▶ **INSTRUCTIONS FOR THE TASK**
Find the lines containing the word "شئتم" and copy every one of them.

Extracted data entries:
★ ★ ★ ★ ★

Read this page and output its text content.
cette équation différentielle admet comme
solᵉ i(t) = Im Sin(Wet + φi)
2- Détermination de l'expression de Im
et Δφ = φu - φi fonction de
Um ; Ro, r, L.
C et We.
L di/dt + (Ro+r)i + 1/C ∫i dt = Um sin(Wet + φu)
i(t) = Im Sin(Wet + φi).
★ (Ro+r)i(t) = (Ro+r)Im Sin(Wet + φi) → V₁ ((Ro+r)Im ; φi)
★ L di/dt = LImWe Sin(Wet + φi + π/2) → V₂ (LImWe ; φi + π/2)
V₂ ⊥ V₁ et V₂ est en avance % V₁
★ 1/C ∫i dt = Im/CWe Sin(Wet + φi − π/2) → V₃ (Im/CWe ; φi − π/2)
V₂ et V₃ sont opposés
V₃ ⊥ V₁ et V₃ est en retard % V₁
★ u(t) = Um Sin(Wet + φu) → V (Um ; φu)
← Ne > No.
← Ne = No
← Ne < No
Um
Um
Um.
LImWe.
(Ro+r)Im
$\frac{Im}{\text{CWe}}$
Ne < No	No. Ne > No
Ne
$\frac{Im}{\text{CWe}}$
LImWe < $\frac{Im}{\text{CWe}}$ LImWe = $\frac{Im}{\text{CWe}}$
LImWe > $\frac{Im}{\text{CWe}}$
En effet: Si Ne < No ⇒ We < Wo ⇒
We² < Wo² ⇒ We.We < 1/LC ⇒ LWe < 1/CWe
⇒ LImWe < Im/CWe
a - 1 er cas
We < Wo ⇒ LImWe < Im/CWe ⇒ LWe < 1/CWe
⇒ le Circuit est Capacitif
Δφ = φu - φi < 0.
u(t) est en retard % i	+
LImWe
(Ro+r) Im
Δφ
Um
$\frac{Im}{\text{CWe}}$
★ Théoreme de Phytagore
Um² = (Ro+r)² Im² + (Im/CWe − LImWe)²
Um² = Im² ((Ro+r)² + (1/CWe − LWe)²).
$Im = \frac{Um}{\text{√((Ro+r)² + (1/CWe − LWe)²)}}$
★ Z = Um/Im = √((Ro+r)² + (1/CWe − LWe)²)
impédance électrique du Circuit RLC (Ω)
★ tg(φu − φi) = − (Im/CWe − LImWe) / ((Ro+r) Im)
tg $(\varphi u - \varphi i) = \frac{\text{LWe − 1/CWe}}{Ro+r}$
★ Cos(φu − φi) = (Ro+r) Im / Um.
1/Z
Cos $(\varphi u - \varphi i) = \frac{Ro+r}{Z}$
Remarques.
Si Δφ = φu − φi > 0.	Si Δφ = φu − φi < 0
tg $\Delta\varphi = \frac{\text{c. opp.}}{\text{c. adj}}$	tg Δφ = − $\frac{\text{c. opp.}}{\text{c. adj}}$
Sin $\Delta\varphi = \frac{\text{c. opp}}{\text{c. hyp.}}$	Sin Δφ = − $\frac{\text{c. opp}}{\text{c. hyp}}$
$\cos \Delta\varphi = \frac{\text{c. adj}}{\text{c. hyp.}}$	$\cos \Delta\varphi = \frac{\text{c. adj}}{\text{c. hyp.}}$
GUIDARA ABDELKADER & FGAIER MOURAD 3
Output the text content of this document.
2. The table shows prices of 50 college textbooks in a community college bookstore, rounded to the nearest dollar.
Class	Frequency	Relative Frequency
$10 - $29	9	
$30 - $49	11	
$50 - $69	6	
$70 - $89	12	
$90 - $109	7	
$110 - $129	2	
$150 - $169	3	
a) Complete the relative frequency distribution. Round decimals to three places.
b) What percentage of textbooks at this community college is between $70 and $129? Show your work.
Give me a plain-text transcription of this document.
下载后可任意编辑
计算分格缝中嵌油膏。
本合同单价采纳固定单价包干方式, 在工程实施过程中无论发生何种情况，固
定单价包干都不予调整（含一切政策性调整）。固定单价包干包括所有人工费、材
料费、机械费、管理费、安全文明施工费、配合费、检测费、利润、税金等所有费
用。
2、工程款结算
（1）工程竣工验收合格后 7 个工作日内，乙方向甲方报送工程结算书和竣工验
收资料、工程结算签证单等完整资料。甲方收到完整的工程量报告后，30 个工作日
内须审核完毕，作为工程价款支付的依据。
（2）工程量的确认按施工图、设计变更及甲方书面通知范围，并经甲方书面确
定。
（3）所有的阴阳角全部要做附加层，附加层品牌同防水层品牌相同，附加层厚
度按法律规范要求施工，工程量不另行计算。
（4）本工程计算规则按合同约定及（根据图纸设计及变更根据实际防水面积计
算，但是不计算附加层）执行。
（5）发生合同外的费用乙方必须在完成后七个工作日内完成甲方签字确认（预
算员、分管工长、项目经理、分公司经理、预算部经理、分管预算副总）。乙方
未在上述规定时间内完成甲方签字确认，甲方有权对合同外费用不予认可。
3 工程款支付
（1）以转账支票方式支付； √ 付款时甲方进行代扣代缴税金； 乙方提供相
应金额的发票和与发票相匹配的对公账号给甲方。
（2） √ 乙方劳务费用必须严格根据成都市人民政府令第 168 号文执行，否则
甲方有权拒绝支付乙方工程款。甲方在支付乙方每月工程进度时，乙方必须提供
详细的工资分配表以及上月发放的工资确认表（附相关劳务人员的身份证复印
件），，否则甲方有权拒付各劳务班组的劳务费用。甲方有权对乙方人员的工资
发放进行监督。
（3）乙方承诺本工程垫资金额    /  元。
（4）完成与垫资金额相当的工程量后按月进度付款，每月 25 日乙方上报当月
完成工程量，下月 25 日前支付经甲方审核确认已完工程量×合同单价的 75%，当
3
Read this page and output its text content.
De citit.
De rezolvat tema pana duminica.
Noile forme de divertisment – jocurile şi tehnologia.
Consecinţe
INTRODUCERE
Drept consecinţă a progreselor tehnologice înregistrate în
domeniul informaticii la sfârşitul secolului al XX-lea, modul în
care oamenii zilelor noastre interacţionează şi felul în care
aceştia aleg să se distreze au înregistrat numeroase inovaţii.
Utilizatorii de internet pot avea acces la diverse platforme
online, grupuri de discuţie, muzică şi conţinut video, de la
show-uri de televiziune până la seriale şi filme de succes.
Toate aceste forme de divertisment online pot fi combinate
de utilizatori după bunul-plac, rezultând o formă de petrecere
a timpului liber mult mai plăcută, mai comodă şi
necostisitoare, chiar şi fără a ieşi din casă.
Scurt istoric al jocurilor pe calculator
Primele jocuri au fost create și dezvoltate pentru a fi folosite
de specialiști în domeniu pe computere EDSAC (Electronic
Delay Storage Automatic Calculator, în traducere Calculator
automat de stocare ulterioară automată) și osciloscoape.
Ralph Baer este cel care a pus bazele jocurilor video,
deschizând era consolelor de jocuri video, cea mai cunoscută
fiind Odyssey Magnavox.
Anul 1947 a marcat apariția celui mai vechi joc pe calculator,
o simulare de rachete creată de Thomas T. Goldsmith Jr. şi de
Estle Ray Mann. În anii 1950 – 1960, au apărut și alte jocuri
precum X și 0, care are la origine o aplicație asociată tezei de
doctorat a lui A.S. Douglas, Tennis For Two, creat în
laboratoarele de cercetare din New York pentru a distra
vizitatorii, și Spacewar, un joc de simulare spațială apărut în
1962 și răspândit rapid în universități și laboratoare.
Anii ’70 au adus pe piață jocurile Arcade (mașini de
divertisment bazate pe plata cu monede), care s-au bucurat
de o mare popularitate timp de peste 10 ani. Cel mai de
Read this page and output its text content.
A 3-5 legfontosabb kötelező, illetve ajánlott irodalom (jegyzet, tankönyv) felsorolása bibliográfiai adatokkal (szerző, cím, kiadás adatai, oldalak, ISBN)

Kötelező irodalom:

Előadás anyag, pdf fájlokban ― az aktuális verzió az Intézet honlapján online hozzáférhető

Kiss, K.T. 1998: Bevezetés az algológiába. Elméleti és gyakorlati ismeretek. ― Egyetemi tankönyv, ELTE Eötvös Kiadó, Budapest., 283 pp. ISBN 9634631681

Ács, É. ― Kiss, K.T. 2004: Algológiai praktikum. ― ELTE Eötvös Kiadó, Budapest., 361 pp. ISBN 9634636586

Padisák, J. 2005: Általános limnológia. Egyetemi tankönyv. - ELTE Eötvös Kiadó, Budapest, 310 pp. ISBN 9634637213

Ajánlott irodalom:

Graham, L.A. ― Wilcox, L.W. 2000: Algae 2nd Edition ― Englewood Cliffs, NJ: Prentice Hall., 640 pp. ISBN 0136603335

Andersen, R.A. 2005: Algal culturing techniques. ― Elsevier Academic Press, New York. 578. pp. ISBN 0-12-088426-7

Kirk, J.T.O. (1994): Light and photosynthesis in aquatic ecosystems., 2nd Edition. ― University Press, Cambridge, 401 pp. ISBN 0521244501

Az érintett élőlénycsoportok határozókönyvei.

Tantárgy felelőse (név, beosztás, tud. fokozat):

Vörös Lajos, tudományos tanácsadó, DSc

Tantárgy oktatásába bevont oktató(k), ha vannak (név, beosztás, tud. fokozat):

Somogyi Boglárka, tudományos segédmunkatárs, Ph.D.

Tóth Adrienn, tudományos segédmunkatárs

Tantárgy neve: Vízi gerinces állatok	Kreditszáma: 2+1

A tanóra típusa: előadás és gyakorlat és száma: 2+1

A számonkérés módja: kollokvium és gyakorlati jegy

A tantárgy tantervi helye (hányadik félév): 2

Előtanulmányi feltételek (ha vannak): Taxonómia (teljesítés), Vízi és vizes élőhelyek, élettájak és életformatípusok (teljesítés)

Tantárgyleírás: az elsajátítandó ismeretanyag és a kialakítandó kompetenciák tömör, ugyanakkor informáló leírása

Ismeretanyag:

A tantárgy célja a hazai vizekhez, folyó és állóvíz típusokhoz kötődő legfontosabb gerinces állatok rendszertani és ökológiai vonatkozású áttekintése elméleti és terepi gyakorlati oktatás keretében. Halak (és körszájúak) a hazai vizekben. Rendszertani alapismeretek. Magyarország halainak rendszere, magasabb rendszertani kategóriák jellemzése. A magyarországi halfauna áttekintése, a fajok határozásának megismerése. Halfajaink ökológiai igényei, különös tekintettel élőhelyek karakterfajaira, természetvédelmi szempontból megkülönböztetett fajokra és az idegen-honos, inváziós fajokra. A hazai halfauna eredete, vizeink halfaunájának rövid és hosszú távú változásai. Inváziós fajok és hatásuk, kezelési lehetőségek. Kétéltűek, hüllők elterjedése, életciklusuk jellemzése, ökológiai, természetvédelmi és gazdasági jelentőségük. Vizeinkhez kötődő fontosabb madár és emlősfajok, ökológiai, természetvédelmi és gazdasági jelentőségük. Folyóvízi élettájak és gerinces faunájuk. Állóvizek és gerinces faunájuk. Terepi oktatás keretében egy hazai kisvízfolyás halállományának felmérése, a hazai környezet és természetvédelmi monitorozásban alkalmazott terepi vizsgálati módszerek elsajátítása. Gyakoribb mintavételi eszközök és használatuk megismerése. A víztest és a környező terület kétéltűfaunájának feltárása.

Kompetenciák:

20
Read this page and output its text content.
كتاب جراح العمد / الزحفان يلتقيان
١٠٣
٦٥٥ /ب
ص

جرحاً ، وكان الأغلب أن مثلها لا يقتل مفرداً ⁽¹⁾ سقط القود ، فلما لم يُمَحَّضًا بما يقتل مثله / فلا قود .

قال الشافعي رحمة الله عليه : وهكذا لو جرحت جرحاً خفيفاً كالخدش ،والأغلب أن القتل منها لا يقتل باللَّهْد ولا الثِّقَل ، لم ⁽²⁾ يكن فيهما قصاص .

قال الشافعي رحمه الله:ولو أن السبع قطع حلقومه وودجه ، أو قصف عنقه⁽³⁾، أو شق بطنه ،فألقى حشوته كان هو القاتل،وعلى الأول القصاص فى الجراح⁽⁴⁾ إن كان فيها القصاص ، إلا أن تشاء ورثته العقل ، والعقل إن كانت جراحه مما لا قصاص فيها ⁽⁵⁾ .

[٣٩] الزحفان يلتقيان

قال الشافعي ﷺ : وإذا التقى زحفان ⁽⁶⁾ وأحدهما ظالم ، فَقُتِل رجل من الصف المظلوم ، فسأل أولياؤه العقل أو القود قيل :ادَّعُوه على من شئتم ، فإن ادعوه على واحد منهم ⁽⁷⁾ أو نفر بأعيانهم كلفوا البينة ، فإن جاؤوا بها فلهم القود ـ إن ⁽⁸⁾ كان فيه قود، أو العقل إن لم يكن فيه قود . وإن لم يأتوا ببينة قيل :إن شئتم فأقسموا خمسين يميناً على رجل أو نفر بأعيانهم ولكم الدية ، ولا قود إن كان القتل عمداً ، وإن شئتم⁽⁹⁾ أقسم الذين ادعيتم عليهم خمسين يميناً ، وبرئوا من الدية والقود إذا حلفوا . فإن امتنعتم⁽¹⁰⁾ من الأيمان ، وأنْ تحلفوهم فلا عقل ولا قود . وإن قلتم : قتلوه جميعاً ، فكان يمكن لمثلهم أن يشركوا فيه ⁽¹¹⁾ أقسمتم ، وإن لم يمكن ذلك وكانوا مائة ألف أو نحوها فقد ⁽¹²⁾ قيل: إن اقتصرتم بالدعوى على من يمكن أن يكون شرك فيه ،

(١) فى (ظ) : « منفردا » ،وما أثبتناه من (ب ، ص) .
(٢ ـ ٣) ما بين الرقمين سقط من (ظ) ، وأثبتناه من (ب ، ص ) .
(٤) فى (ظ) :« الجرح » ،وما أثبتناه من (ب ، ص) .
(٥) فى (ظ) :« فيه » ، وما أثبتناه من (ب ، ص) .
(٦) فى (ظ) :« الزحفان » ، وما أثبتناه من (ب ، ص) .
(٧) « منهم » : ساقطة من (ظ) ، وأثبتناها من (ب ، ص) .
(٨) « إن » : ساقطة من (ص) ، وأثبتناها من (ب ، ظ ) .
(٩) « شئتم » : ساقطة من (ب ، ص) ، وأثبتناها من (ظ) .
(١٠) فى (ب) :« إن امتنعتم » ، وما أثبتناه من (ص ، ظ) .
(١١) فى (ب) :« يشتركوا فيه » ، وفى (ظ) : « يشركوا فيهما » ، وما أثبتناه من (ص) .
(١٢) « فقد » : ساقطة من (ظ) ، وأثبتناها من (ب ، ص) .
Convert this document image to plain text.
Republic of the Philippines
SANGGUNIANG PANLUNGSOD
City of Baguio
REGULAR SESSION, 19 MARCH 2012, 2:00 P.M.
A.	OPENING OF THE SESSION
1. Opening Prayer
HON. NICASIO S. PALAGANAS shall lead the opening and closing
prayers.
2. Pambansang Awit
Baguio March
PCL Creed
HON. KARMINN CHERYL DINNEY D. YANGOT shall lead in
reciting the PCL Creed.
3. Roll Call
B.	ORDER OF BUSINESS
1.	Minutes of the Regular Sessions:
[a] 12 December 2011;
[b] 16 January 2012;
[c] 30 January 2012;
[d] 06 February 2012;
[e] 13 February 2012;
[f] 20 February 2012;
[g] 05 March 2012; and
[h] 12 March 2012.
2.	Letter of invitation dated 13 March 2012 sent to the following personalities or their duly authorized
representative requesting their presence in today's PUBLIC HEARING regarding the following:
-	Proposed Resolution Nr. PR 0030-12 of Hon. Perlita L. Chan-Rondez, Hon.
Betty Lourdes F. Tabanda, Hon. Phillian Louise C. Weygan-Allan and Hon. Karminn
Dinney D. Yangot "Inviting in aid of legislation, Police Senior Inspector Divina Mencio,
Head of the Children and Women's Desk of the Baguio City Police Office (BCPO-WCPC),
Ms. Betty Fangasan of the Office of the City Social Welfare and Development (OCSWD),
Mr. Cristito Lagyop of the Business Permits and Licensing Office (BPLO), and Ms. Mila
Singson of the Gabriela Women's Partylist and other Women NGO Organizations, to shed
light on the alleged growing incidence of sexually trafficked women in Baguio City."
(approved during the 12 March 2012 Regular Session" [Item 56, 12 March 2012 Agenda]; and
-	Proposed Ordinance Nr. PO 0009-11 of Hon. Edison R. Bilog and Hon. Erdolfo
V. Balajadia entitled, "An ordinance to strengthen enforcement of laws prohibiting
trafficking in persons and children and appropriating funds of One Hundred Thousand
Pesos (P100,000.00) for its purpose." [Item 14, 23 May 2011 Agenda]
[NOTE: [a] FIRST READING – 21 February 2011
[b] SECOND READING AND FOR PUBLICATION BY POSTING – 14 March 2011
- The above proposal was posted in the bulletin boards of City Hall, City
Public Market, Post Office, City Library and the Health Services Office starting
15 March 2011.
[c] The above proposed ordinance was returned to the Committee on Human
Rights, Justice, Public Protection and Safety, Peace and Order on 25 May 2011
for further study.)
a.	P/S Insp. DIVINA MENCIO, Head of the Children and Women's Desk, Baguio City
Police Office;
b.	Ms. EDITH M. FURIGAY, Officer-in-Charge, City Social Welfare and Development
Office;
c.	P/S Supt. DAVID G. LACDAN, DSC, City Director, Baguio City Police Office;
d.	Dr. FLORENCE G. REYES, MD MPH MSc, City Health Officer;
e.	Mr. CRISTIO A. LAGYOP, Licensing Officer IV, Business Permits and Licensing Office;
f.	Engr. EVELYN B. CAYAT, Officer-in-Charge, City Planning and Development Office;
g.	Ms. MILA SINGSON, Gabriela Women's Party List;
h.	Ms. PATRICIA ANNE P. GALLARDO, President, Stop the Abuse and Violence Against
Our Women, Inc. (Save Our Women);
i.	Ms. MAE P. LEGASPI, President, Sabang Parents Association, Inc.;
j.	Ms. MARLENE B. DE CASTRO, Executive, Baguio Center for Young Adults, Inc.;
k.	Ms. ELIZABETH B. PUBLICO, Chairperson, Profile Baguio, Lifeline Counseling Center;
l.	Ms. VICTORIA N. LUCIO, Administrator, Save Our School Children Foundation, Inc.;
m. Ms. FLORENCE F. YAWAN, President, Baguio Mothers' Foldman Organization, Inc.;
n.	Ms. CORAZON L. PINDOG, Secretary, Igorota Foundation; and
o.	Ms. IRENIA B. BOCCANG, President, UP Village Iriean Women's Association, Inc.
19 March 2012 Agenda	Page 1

★ ★ ★ ★ ★

▶ **ANSWER TO THIS TASK**
قال الشافعي ﷺ : وإذا التقى زحفان ⁽⁶⁾ وأحدهما ظالم ، فَقُتِل رجل من الصف المظلوم ، فسأل أولياؤه العقل أو القود قيل :ادَّعُوه على من شئتم ، فإن ادعوه على واحد منهم ⁽⁷⁾ أو نفر بأعيانهم كلفوا البينة ، فإن جاؤوا بها فلهم القود ـ إن ⁽⁸⁾ كان فيه قود، أو العقل إن لم يكن فيه قود . وإن لم يأتوا ببينة قيل :إن شئتم فأقسموا خمسين يميناً على رجل أو نفر بأعيانهم ولكم الدية ، ولا قود إن كان القتل عمداً ، وإن شئتم⁽⁹⁾ أقسم الذين ادعيتم عليهم خمسين يميناً ، وبرئوا من الدية والقود إذا حلفوا . فإن امتنعتم⁽¹⁰⁾ من الأيمان ، وأنْ تحلفوهم فلا عقل ولا قود . وإن قلتم : قتلوه جميعاً ، فكان يمكن لمثلهم أن يشركوا فيه ⁽¹¹⁾ أقسمتم ، وإن لم يمكن ذلك وكانوا مائة ألف أو نحوها فقد ⁽¹²⁾ قيل: إن اقتصرتم بالدعوى على من يمكن أن يكون شرك فيه ،
(٩) « شئتم » : ساقطة من (ب ، ص) ، وأثبتناها من (ظ) .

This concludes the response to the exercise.